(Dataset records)
-- -- --
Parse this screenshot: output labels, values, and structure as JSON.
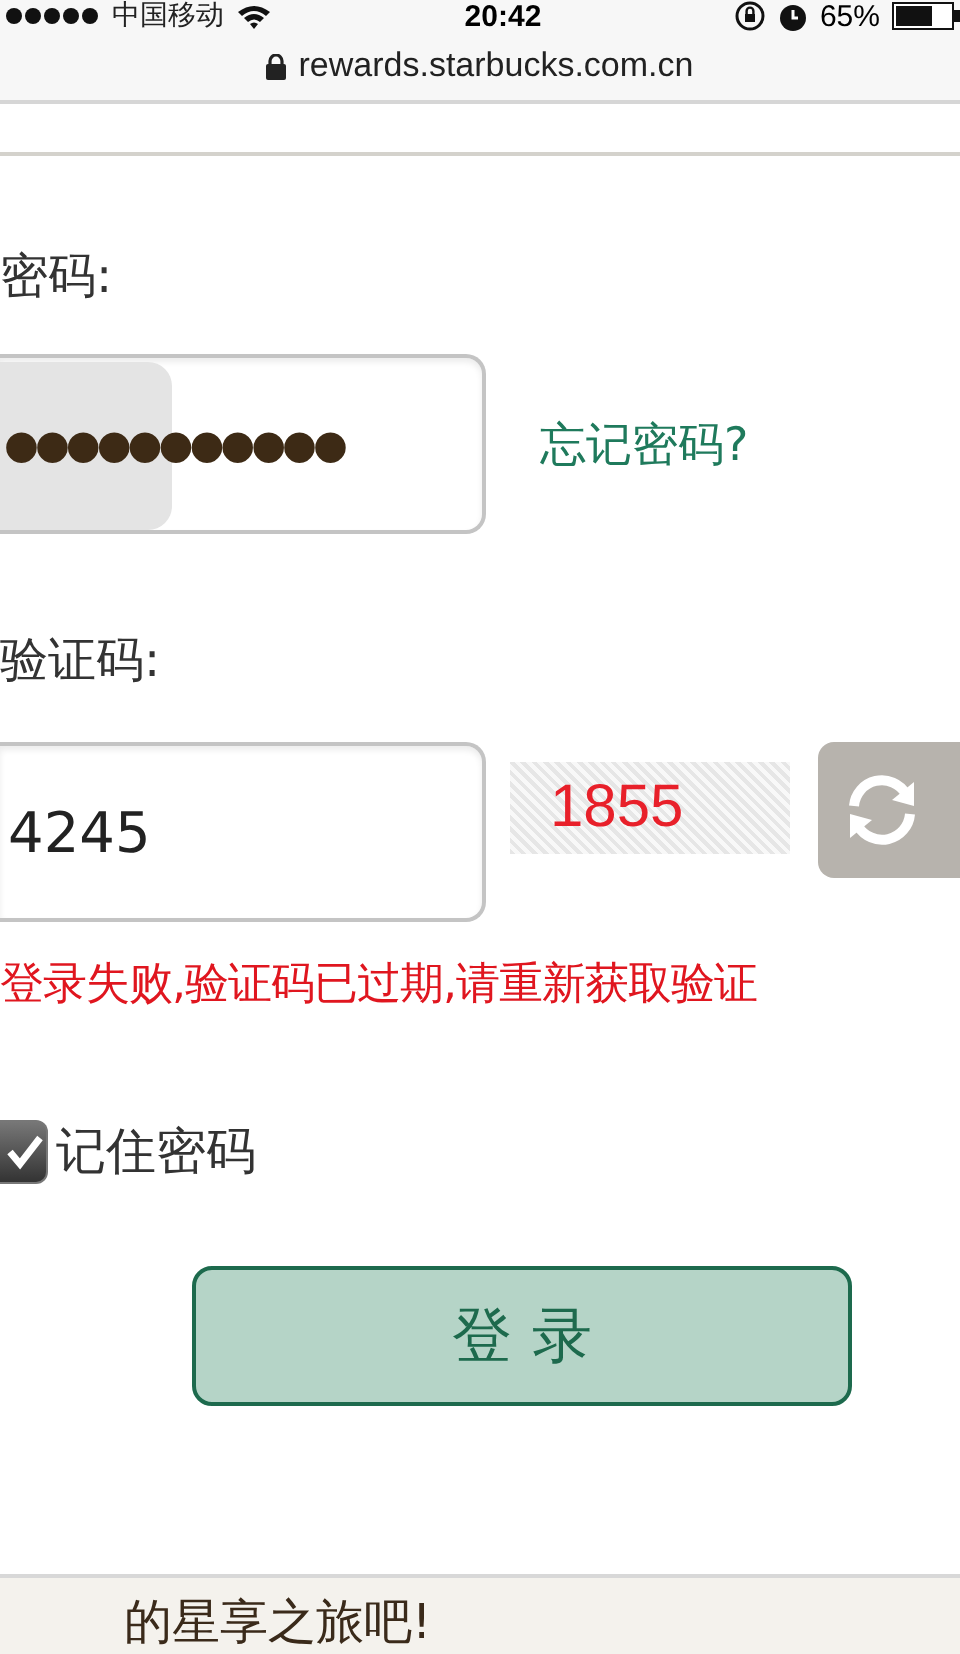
{
  "status_bar": {
    "carrier": "中国移动",
    "time": "20:42",
    "battery": "65%"
  },
  "address_bar": {
    "url": "rewards.starbucks.com.cn"
  },
  "form": {
    "password_label": "密码:",
    "password_value": "●●●●●●●●●●●",
    "forgot_link": "忘记密码?",
    "captcha_label": "验证码:",
    "captcha_value": "4245",
    "captcha_image": "1855",
    "error": "登录失败,验证码已过期,请重新获取验证",
    "remember": {
      "label": "记住密码",
      "checked": true
    },
    "login_button": "登 录"
  },
  "footer": {
    "text": "的星享之旅吧!"
  }
}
-- -- --
--- Description of the task ---
Output each line exactly; omit every picture.

--- Right answer ---
Parse this screenshot: output labels, values, and structure as JSON.
{
  "status_bar": {
    "carrier": "中国移动",
    "time": "20:42",
    "battery": "65%"
  },
  "address_bar": {
    "url": "rewards.starbucks.com.cn"
  },
  "form": {
    "password_label": "密码:",
    "password_value": "●●●●●●●●●●●",
    "forgot_link": "忘记密码?",
    "captcha_label": "验证码:",
    "captcha_value": "4245",
    "captcha_image": "1855",
    "error": "登录失败,验证码已过期,请重新获取验证",
    "remember": {
      "label": "记住密码",
      "checked": true
    },
    "login_button": "登 录"
  },
  "footer": {
    "text": "的星享之旅吧!"
  }
}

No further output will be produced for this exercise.